→ **Entries from a dataset**:
━━━━━━
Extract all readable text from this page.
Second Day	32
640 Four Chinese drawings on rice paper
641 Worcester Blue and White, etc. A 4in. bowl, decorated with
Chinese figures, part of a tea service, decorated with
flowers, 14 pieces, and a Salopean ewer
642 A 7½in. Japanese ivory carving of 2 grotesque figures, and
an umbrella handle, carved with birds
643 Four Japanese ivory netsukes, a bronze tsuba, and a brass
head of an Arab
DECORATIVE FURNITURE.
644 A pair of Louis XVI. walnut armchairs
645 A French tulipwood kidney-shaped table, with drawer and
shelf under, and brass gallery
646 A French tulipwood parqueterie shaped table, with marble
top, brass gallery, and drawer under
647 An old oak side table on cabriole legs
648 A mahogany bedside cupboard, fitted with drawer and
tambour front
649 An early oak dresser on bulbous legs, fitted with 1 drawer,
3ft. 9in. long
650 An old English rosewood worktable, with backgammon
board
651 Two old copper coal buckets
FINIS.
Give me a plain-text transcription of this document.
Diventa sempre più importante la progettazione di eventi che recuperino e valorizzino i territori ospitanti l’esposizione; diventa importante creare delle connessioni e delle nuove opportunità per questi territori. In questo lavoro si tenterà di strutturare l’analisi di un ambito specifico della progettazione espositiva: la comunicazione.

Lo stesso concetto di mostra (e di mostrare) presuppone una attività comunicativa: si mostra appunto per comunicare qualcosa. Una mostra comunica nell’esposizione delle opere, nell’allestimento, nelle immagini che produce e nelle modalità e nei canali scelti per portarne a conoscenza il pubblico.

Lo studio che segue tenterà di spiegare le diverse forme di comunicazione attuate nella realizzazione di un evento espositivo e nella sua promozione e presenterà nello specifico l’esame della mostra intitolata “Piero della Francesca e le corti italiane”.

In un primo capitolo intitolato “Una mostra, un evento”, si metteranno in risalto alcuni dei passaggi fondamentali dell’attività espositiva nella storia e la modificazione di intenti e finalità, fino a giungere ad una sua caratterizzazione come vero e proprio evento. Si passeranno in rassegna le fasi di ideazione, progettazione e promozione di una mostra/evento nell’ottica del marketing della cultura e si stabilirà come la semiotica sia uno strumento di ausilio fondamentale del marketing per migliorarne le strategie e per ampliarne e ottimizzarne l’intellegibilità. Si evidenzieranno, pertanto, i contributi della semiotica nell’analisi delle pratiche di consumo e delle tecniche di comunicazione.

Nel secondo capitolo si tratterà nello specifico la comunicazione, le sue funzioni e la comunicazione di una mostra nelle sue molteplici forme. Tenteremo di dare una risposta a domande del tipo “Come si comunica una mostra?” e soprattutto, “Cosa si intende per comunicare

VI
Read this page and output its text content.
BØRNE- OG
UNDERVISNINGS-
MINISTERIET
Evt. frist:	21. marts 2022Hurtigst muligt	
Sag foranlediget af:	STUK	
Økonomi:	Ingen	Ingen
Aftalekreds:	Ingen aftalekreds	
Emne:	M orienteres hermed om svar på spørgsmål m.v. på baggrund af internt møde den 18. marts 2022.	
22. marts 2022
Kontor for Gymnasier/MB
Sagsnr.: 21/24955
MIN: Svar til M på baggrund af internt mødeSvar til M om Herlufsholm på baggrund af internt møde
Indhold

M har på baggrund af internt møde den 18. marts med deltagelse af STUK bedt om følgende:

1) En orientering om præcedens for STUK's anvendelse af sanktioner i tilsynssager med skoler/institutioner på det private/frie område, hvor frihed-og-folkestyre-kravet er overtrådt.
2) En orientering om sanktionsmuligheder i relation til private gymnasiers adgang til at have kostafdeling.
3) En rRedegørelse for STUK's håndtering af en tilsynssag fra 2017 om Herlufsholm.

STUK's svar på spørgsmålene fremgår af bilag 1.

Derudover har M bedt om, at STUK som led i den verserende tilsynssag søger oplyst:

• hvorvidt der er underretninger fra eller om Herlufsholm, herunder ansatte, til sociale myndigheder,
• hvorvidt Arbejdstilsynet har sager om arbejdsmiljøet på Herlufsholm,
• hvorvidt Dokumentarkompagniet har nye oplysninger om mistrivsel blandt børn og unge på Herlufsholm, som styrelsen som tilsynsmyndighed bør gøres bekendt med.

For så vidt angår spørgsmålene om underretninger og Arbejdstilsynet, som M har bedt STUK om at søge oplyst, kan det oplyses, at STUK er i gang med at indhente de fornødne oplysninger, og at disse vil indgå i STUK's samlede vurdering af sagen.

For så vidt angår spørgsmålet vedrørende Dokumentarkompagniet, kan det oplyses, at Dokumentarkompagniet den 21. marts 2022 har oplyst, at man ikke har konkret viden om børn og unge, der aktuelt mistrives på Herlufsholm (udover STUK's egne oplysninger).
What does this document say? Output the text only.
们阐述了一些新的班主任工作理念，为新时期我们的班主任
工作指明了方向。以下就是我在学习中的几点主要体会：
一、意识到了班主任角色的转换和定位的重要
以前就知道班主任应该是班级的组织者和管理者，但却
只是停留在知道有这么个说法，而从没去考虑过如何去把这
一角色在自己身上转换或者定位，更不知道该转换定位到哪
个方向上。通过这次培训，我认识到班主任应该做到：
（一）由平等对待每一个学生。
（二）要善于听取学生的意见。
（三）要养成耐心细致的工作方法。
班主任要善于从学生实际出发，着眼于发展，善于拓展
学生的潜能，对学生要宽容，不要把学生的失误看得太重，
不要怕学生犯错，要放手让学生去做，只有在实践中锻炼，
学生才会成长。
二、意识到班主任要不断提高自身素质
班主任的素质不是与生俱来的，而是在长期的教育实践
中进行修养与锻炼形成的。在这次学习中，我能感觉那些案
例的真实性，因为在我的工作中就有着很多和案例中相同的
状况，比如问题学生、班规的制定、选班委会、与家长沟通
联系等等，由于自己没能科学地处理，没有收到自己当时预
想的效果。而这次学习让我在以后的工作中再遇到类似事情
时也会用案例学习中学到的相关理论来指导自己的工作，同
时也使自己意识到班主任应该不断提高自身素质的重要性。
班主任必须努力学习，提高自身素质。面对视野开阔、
━━━━━━
→ **Your goal**:
Pull out every line holding "private" from the records above, and copy it.

→ **The result**:
1) En orientering om præcedens for STUK's anvendelse af sanktioner i tilsynssager med skoler/institutioner på det private/frie område, hvor frihed-og-folkestyre-kravet er overtrådt.
2) En orientering om sanktionsmuligheder i relation til private gymnasiers adgang til at have kostafdeling.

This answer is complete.